Exercise brief | Reproduce each line of the material exactly, minus any picture.

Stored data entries
++++++++

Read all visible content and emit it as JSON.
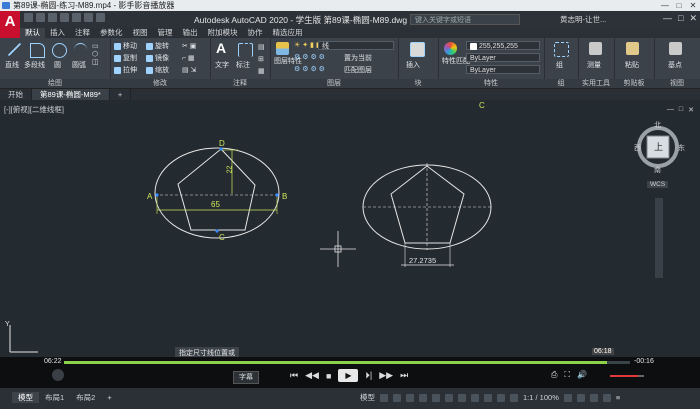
{
  "player": {
    "title": "第89课-椭圆-练习-M89.mp4 - 影手影音播放器",
    "controls": [
      "—",
      "□",
      "✕"
    ]
  },
  "cad": {
    "title": "Autodesk AutoCAD 2020 - 学生版    第89课-椭圆-M89.dwg",
    "search_placeholder": "键入关键字或短语",
    "user": "黄志明-让世...",
    "window_controls": [
      "—",
      "□",
      "✕"
    ]
  },
  "ribbon_tabs": [
    "默认",
    "插入",
    "注释",
    "参数化",
    "视图",
    "管理",
    "输出",
    "附加模块",
    "协作",
    "精选应用"
  ],
  "ribbon": {
    "draw": {
      "label": "绘图",
      "buttons": [
        "直线",
        "多段线",
        "圆",
        "圆弧"
      ]
    },
    "modify": {
      "label": "修改",
      "buttons": [
        "移动",
        "旋转",
        "复制",
        "镜像",
        "拉伸",
        "缩放"
      ]
    },
    "annotation": {
      "label": "注释",
      "buttons": [
        "文字",
        "标注"
      ]
    },
    "layers": {
      "label": "图层",
      "props": "图层特性",
      "current_layer": "线",
      "set_current": "置为当前",
      "match": "匹配图层"
    },
    "block": {
      "label": "块",
      "insert": "插入"
    },
    "properties": {
      "label": "特性",
      "match": "特性匹配",
      "color": "255,255,255",
      "linetype": "ByLayer",
      "lineweight": "ByLayer"
    },
    "groups": {
      "label": "组",
      "group": "组"
    },
    "utilities": {
      "label": "实用工具",
      "measure": "测量"
    },
    "clipboard": {
      "label": "剪贴板",
      "paste": "粘贴"
    },
    "view": {
      "label": "视图",
      "base": "基点"
    }
  },
  "doc_tabs": [
    "开始",
    "第89课-椭圆-M89*"
  ],
  "viewport_label": "[-][俯视][二维线框]",
  "viewcube": {
    "top": "上",
    "n": "北",
    "s": "南",
    "w": "西",
    "e": "东",
    "wcs": "WCS"
  },
  "drawing": {
    "point_labels": {
      "A": "A",
      "B": "B",
      "C": "C",
      "D": "D",
      "top_c": "C"
    },
    "dim_width": "65",
    "dim_height": "22",
    "dim_base": "27.2735"
  },
  "caption": "指定尺寸线位置或",
  "video": {
    "time_current_left": "06:22",
    "time_remaining": "-00:16",
    "time_marker": "06:18",
    "subtitle_button": "字幕",
    "progress": 0.96
  },
  "layout_tabs": [
    "模型",
    "布局1",
    "布局2",
    "+"
  ],
  "status": {
    "model": "模型",
    "scale": "1:1 / 100%"
  },
  "colors": {
    "accent": "#c8102e",
    "progress": "#8cd14a",
    "geometry": "#e6e6e6",
    "dim": "#cfe85a"
  }
}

++++++++

Output below |
Read all visible content and emit it as JSON.
{
  "player": {
    "title": "第89课-椭圆-练习-M89.mp4 - 影手影音播放器",
    "controls": [
      "—",
      "□",
      "✕"
    ]
  },
  "cad": {
    "title": "Autodesk AutoCAD 2020 - 学生版    第89课-椭圆-M89.dwg",
    "search_placeholder": "键入关键字或短语",
    "user": "黄志明-让世...",
    "window_controls": [
      "—",
      "□",
      "✕"
    ]
  },
  "ribbon_tabs": [
    "默认",
    "插入",
    "注释",
    "参数化",
    "视图",
    "管理",
    "输出",
    "附加模块",
    "协作",
    "精选应用"
  ],
  "ribbon": {
    "draw": {
      "label": "绘图",
      "buttons": [
        "直线",
        "多段线",
        "圆",
        "圆弧"
      ]
    },
    "modify": {
      "label": "修改",
      "buttons": [
        "移动",
        "旋转",
        "复制",
        "镜像",
        "拉伸",
        "缩放"
      ]
    },
    "annotation": {
      "label": "注释",
      "buttons": [
        "文字",
        "标注"
      ]
    },
    "layers": {
      "label": "图层",
      "props": "图层特性",
      "current_layer": "线",
      "set_current": "置为当前",
      "match": "匹配图层"
    },
    "block": {
      "label": "块",
      "insert": "插入"
    },
    "properties": {
      "label": "特性",
      "match": "特性匹配",
      "color": "255,255,255",
      "linetype": "ByLayer",
      "lineweight": "ByLayer"
    },
    "groups": {
      "label": "组",
      "group": "组"
    },
    "utilities": {
      "label": "实用工具",
      "measure": "测量"
    },
    "clipboard": {
      "label": "剪贴板",
      "paste": "粘贴"
    },
    "view": {
      "label": "视图",
      "base": "基点"
    }
  },
  "doc_tabs": [
    "开始",
    "第89课-椭圆-M89*"
  ],
  "viewport_label": "[-][俯视][二维线框]",
  "viewcube": {
    "top": "上",
    "n": "北",
    "s": "南",
    "w": "西",
    "e": "东",
    "wcs": "WCS"
  },
  "drawing": {
    "point_labels": {
      "A": "A",
      "B": "B",
      "C": "C",
      "D": "D",
      "top_c": "C"
    },
    "dim_width": "65",
    "dim_height": "22",
    "dim_base": "27.2735"
  },
  "caption": "指定尺寸线位置或",
  "video": {
    "time_current_left": "06:22",
    "time_remaining": "-00:16",
    "time_marker": "06:18",
    "subtitle_button": "字幕",
    "progress": 0.96
  },
  "layout_tabs": [
    "模型",
    "布局1",
    "布局2",
    "+"
  ],
  "status": {
    "model": "模型",
    "scale": "1:1 / 100%"
  },
  "colors": {
    "accent": "#c8102e",
    "progress": "#8cd14a",
    "geometry": "#e6e6e6",
    "dim": "#cfe85a"
  }
}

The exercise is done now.